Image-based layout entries
(begin)

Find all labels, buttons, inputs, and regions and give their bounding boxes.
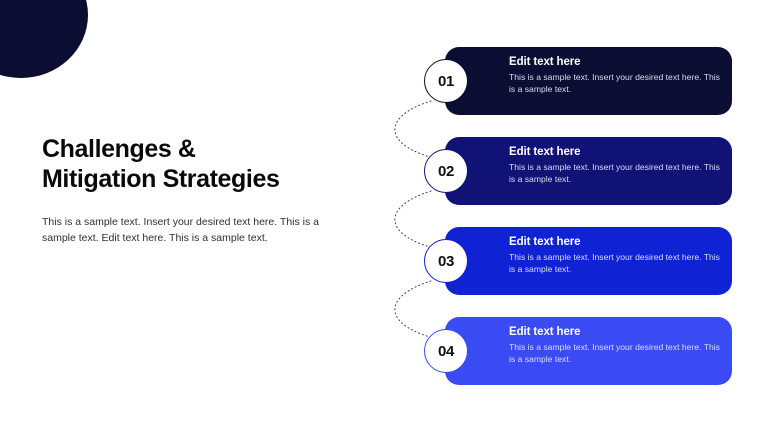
step-card[interactable]: Edit text here This is a sample text. In… [445, 227, 732, 295]
step-item[interactable]: Edit text here This is a sample text. In… [424, 47, 734, 115]
step-title: Edit text here [509, 326, 716, 338]
step-number: 01 [438, 73, 454, 90]
step-description: This is a sample text. Insert your desir… [509, 161, 721, 186]
steps-list: Edit text here This is a sample text. In… [0, 0, 768, 432]
step-title: Edit text here [509, 56, 716, 68]
step-item[interactable]: Edit text here This is a sample text. In… [424, 317, 734, 385]
step-number-badge[interactable]: 03 [424, 239, 468, 283]
step-description: This is a sample text. Insert your desir… [509, 341, 721, 366]
step-item[interactable]: Edit text here This is a sample text. In… [424, 227, 734, 295]
step-card[interactable]: Edit text here This is a sample text. In… [445, 47, 732, 115]
step-title: Edit text here [509, 236, 716, 248]
step-description: This is a sample text. Insert your desir… [509, 251, 721, 276]
step-number: 04 [438, 343, 454, 360]
step-number-badge[interactable]: 04 [424, 329, 468, 373]
step-number: 03 [438, 253, 454, 270]
step-description: This is a sample text. Insert your desir… [509, 71, 721, 96]
step-number-badge[interactable]: 01 [424, 59, 468, 103]
step-number: 02 [438, 163, 454, 180]
step-title: Edit text here [509, 146, 716, 158]
step-card[interactable]: Edit text here This is a sample text. In… [445, 317, 732, 385]
step-number-badge[interactable]: 02 [424, 149, 468, 193]
step-item[interactable]: Edit text here This is a sample text. In… [424, 137, 734, 205]
step-card[interactable]: Edit text here This is a sample text. In… [445, 137, 732, 205]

(end)

• **Requirement**
Return, character for character, the lines of the material between the line holding "227, 732, 295]" and the line holding "161, 721, 186]", both included.

• **Full solution**
step-card[interactable]: Edit text here This is a sample text. In… [445, 227, 732, 295]
step-item[interactable]: Edit text here This is a sample text. In… [424, 47, 734, 115]
step-title: Edit text here [509, 326, 716, 338]
step-number: 01 [438, 73, 454, 90]
step-description: This is a sample text. Insert your desir… [509, 161, 721, 186]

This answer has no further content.